## YOUR OBJECTIVE
Copy each line below in which the string "tudja" occurs.

## EXERCISE MATERIALS
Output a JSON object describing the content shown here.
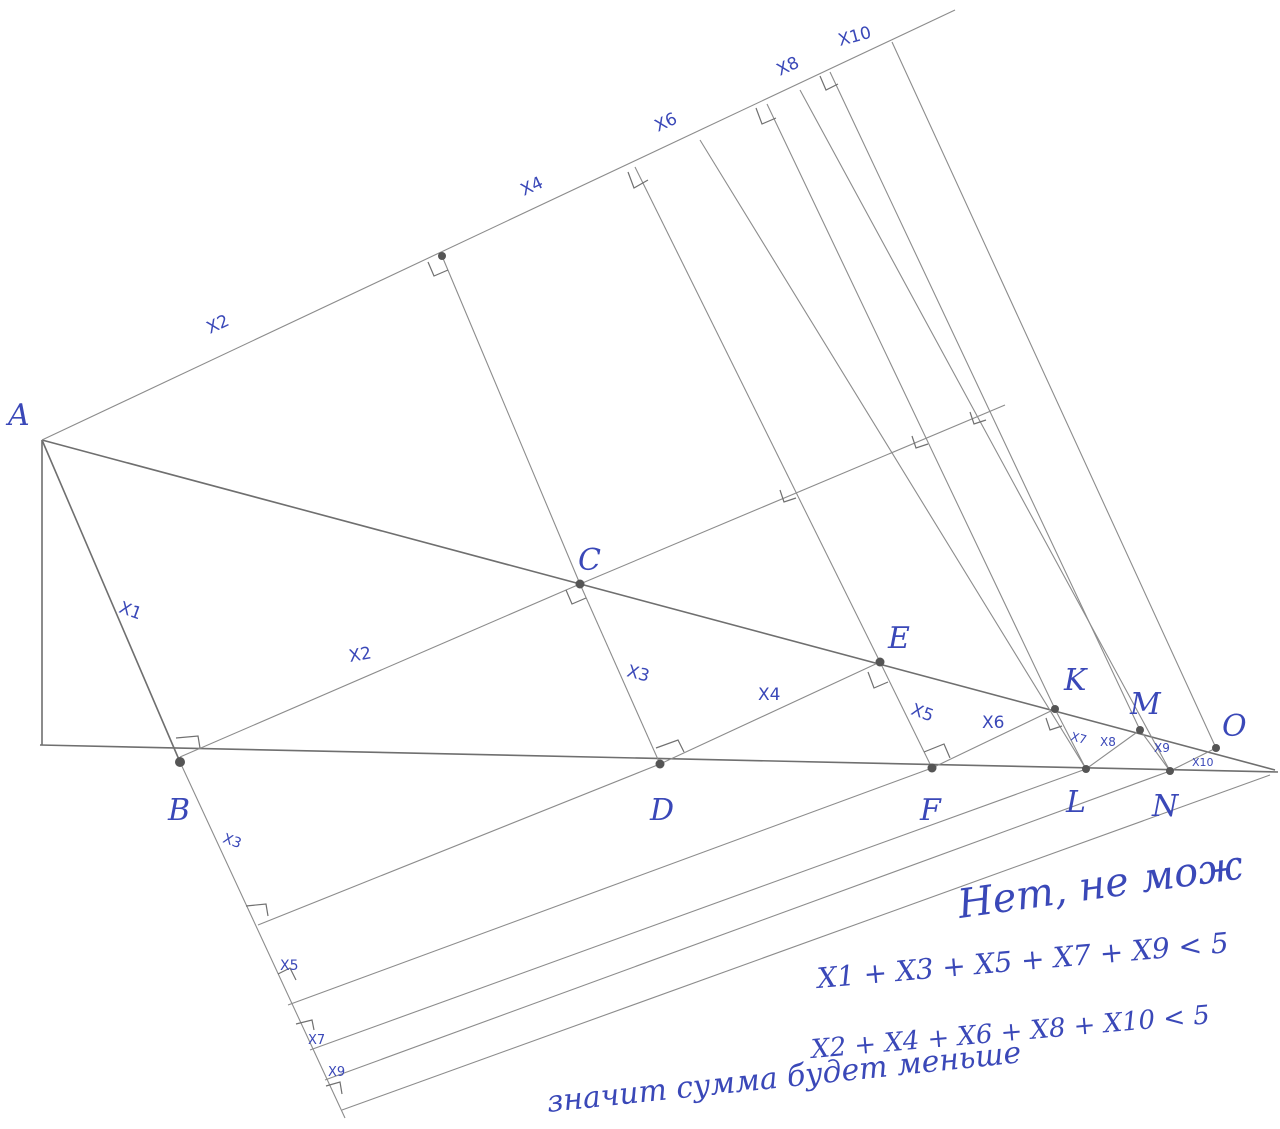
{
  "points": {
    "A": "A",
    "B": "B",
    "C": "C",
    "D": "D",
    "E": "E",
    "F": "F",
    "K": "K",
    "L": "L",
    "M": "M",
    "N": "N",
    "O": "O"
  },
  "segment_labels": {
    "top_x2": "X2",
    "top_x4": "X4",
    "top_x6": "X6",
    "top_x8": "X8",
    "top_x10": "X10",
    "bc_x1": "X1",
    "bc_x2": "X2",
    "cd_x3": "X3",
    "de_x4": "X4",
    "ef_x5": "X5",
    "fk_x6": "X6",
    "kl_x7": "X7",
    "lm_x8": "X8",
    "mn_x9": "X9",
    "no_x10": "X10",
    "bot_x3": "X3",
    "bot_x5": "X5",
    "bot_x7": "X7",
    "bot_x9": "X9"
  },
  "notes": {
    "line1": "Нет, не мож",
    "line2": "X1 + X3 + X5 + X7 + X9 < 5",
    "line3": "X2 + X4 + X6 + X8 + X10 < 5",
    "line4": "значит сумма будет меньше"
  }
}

==

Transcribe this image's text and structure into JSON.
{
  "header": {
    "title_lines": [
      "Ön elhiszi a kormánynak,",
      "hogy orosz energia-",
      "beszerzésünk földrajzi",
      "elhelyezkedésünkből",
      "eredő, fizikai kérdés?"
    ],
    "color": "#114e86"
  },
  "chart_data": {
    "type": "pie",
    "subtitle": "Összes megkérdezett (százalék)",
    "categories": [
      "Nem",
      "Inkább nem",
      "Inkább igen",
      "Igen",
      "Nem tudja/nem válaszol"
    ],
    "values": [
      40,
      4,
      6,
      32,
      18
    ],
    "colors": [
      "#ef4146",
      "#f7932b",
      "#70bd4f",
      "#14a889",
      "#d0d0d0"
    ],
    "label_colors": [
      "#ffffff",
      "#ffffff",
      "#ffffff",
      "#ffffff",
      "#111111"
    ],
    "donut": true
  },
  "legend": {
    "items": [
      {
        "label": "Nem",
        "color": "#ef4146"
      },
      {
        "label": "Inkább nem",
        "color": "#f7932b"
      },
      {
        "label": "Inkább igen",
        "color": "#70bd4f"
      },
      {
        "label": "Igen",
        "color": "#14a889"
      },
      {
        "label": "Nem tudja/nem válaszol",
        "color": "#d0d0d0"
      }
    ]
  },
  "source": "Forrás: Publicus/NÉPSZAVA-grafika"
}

## SOLUTION FOR THIS EXERCISE
      "Nem tudja/nem válaszol"
        "label": "Nem tudja/nem válaszol",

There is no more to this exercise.